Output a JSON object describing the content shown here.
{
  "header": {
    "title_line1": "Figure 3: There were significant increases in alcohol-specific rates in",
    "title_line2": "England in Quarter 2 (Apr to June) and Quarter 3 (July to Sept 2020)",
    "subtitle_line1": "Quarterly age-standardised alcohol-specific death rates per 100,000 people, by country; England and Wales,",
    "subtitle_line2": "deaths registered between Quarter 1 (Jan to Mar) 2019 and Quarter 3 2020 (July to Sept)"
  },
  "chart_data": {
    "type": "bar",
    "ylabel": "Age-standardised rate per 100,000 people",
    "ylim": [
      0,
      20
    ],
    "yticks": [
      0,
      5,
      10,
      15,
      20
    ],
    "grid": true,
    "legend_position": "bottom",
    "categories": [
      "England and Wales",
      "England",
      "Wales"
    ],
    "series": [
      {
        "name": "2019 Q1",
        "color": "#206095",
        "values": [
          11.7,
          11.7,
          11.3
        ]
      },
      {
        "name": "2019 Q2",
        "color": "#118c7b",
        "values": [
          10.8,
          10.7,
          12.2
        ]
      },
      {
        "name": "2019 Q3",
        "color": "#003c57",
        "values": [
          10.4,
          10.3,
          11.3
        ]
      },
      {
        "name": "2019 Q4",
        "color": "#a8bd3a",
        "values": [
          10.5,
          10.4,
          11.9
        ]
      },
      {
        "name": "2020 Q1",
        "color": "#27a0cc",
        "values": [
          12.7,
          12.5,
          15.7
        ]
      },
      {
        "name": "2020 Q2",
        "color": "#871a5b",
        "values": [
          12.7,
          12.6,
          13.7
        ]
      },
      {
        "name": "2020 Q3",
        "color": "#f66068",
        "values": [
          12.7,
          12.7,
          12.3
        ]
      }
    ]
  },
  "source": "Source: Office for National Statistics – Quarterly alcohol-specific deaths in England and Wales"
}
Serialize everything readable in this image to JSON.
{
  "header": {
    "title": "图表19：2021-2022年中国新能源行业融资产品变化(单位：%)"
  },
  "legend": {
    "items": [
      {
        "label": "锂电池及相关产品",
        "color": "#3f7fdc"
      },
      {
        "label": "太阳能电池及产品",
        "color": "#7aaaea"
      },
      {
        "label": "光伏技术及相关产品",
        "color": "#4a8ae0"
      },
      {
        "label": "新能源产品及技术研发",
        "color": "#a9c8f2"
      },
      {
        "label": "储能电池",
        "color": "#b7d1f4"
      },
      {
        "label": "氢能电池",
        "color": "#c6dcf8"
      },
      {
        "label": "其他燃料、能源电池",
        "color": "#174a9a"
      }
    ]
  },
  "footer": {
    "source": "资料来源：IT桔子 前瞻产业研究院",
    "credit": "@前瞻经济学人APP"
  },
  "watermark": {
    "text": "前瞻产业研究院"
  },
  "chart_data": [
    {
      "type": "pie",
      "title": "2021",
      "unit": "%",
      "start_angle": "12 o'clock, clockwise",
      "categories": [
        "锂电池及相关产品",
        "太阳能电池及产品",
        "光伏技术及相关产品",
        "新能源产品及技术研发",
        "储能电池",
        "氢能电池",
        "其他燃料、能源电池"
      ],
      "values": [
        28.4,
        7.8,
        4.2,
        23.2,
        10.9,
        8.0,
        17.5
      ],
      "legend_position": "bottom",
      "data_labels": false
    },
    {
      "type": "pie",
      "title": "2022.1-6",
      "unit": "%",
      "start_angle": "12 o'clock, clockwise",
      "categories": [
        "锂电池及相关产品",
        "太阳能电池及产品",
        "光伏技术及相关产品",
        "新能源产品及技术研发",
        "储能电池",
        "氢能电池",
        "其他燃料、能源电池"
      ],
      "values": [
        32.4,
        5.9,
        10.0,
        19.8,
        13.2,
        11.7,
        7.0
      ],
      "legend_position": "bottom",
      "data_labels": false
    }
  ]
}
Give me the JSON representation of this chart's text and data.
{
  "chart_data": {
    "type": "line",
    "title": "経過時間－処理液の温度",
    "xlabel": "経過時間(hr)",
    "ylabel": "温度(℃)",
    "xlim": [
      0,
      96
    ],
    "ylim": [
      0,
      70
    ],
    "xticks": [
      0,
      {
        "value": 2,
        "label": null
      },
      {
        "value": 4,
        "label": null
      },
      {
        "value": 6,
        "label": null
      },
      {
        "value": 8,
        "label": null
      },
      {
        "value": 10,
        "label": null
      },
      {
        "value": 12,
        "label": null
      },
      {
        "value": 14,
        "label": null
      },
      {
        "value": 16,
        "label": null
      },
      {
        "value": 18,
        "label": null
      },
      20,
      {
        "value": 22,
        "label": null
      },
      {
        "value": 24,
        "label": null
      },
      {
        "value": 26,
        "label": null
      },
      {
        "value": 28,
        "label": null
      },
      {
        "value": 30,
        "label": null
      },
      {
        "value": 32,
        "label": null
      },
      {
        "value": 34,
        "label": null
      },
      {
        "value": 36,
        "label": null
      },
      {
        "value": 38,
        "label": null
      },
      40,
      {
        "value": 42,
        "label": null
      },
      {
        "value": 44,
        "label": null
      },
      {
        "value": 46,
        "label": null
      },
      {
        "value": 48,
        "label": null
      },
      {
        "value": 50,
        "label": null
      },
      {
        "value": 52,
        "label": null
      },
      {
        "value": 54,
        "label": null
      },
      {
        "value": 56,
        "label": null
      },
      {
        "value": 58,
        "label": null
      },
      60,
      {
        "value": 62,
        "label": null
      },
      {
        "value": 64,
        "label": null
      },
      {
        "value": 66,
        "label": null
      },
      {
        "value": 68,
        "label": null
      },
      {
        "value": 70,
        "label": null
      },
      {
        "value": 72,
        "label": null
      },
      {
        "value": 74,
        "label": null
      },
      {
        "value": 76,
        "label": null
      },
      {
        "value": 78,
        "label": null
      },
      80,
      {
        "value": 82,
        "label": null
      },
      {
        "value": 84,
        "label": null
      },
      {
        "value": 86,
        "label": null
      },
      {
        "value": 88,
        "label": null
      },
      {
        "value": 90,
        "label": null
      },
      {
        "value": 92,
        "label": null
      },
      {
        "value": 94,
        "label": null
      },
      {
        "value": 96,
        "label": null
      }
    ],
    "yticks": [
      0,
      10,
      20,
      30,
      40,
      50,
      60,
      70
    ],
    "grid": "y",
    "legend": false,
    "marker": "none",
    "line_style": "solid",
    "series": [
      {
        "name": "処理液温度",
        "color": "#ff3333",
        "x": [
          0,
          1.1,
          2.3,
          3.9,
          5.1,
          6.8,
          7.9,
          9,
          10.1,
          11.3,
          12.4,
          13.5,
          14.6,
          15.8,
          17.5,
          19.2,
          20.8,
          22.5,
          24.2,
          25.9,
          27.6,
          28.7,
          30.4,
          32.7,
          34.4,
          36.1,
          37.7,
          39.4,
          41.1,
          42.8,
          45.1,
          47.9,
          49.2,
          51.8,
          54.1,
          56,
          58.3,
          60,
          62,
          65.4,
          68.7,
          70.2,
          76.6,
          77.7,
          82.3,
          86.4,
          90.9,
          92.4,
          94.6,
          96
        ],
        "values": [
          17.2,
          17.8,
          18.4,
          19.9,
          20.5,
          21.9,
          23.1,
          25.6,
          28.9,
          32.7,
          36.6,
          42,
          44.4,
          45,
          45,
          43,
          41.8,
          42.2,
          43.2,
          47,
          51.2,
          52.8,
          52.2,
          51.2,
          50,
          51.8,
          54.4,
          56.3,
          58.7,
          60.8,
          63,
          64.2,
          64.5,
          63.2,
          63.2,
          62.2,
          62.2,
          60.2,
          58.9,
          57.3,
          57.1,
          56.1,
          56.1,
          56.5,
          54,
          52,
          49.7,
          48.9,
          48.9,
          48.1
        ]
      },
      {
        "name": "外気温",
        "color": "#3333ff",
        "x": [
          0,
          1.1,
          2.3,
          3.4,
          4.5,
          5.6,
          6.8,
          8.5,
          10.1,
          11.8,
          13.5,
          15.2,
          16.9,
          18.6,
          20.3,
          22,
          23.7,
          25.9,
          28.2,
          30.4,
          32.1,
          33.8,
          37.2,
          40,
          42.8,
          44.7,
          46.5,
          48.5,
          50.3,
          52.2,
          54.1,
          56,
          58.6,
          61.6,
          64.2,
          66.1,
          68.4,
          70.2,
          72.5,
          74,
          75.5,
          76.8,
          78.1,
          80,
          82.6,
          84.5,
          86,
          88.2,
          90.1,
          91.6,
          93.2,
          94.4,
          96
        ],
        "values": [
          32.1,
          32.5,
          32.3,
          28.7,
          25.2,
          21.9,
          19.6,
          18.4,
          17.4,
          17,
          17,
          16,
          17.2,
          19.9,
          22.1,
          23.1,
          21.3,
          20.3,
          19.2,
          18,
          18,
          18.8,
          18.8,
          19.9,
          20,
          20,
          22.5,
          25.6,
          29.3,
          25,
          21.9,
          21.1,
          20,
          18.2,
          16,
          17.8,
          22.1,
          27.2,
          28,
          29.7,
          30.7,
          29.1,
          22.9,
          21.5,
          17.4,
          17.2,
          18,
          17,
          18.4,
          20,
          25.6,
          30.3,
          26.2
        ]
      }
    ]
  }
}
....
Scan the listing above for the word "JSON" and copy every line that holds it.

◆ Answer to the exercise
Output a JSON object describing the content shown here.
Serialize everything readable in this image to JSON.
Give me the JSON representation of this chart's text and data.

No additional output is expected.